> _Stated problem_:
Collect each line of the entries that holds the string "JSON".

> _Data shown_:
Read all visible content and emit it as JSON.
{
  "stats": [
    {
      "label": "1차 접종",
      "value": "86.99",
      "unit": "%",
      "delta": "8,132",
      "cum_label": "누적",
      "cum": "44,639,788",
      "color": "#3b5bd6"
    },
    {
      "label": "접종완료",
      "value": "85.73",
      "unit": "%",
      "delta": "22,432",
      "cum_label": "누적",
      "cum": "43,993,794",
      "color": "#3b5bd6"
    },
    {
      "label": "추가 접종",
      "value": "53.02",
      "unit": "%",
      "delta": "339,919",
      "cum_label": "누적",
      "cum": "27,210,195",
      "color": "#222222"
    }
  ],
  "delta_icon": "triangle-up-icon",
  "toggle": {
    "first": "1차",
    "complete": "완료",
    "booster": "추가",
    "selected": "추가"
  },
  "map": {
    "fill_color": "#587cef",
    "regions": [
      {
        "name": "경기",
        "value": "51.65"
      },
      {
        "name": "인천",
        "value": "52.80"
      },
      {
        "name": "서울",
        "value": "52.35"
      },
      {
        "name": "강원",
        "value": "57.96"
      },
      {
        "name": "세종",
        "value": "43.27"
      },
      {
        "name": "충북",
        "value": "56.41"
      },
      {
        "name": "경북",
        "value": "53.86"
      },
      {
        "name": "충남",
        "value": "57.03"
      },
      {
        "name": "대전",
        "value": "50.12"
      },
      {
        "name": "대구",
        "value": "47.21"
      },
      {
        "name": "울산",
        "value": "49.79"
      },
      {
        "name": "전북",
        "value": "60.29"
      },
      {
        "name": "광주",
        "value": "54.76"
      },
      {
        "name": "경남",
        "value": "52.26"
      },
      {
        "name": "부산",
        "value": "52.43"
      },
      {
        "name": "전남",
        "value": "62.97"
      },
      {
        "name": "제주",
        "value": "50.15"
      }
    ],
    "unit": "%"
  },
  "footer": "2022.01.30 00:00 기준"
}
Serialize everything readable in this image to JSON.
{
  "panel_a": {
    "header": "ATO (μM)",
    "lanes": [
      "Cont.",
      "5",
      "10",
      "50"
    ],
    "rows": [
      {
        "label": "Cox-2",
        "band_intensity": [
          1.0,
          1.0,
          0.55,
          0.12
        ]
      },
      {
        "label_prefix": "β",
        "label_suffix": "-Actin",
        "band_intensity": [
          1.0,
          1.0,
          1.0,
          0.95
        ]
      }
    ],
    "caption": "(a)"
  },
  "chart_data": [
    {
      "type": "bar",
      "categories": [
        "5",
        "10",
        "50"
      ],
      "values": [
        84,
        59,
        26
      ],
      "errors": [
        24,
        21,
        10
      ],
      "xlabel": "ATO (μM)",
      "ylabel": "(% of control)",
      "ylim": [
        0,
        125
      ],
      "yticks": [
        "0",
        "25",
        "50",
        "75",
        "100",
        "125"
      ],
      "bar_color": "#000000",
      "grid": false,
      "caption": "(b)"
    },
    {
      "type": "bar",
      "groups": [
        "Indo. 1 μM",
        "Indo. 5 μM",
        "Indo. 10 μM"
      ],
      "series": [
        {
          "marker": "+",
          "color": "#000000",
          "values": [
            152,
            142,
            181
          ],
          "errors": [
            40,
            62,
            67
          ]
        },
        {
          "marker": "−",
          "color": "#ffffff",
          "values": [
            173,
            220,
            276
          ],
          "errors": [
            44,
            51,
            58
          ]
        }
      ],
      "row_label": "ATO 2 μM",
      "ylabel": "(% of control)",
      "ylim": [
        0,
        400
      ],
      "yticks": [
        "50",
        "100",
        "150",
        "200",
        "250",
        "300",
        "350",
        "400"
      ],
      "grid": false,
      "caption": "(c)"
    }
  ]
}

* * *

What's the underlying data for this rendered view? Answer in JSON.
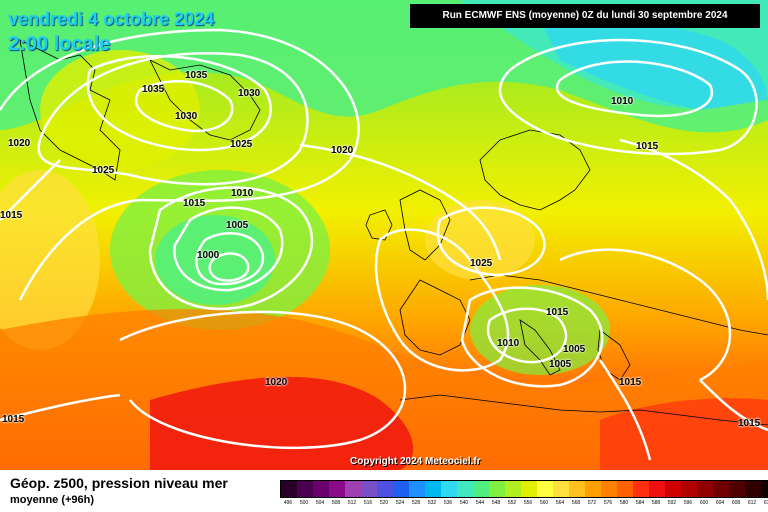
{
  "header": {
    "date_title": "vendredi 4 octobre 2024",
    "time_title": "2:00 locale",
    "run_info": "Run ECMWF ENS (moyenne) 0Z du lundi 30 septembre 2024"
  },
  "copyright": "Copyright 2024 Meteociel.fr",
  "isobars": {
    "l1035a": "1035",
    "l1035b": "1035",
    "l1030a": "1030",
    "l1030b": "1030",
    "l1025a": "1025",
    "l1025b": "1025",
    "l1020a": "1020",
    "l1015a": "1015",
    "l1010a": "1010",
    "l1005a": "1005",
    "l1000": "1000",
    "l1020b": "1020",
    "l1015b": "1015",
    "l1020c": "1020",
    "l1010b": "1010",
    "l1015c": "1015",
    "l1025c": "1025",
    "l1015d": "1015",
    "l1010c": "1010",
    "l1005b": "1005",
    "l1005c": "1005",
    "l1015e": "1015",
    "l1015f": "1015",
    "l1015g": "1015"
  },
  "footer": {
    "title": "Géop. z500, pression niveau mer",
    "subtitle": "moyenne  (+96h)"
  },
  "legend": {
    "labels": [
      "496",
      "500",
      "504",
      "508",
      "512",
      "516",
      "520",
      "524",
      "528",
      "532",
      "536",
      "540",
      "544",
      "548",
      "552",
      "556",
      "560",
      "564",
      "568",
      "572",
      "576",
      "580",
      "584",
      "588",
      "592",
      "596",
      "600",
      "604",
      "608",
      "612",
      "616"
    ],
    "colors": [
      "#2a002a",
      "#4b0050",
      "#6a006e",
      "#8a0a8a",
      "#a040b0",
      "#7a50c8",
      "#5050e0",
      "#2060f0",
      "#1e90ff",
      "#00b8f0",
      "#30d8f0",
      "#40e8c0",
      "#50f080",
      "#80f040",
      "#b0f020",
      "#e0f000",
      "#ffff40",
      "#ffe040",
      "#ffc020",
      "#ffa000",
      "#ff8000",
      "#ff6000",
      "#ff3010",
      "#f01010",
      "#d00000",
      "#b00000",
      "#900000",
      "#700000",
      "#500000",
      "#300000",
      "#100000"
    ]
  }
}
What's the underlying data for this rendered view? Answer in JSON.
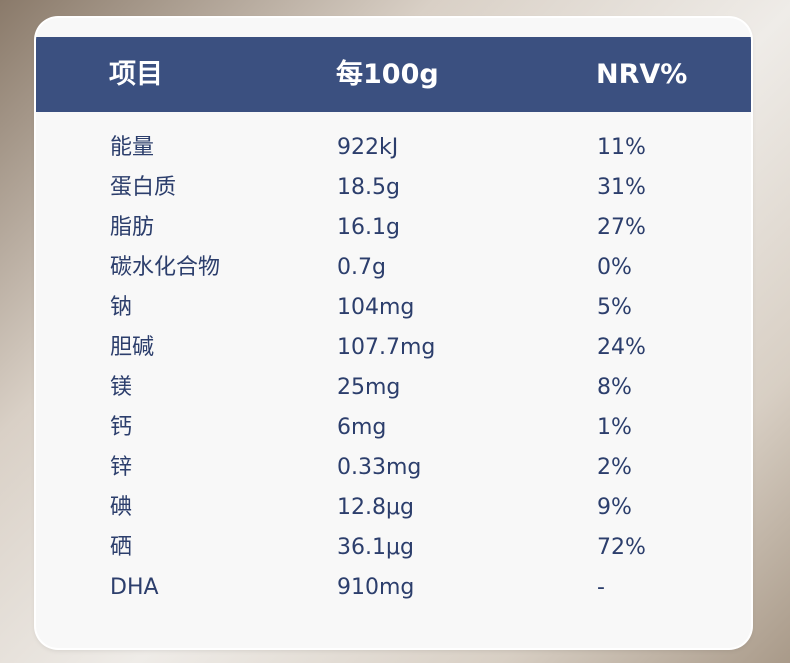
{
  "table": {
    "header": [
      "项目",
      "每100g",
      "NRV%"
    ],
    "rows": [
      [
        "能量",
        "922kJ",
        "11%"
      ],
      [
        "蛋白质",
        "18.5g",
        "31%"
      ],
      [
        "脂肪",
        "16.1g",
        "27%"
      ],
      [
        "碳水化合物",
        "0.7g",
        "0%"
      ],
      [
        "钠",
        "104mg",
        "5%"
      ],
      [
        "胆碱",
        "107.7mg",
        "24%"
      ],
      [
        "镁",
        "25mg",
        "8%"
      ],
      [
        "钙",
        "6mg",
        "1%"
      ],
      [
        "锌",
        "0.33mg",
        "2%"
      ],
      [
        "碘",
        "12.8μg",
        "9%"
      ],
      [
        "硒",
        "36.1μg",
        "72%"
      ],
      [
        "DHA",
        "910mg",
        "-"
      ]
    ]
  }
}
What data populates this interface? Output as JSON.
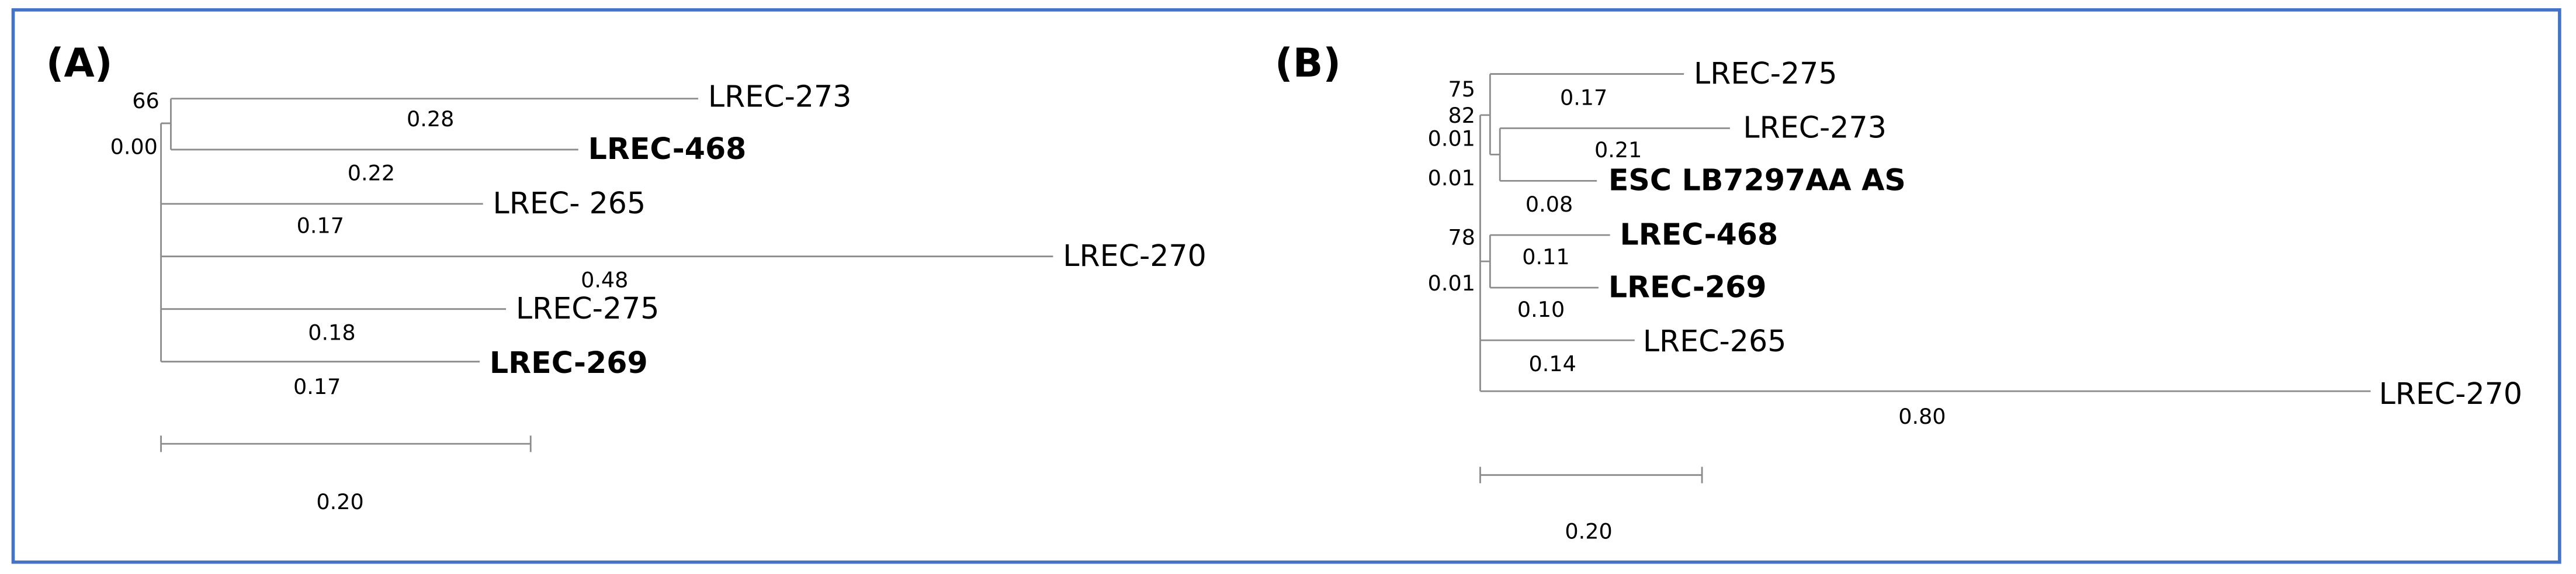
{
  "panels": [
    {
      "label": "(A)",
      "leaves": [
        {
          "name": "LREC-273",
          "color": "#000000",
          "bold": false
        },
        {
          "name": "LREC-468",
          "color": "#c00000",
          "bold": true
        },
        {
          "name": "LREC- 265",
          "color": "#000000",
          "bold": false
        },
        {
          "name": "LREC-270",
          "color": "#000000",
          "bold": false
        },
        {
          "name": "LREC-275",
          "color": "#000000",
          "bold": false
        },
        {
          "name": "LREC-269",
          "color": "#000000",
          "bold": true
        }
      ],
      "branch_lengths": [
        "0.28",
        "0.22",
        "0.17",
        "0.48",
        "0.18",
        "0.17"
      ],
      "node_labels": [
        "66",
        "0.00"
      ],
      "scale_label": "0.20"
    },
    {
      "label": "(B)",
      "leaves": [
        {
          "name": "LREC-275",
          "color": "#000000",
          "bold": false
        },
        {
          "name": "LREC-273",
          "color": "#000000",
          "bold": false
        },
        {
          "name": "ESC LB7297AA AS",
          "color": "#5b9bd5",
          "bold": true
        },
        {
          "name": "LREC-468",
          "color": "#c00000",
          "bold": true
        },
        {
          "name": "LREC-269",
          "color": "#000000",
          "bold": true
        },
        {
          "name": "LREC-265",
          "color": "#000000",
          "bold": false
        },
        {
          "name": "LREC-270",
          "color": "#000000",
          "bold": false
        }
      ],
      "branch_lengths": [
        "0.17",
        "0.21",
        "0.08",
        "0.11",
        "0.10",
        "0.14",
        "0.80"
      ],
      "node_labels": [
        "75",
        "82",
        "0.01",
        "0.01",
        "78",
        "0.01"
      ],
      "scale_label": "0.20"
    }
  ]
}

> _Correct result_:
Read all visible content and emit it as JSON.
Serialize everything readable in this image to JSON.
What's the underlying data for this rendered view? Answer in JSON.
What's the underlying data for this rendered view? Answer in JSON.
What data populates this interface? Output as JSON.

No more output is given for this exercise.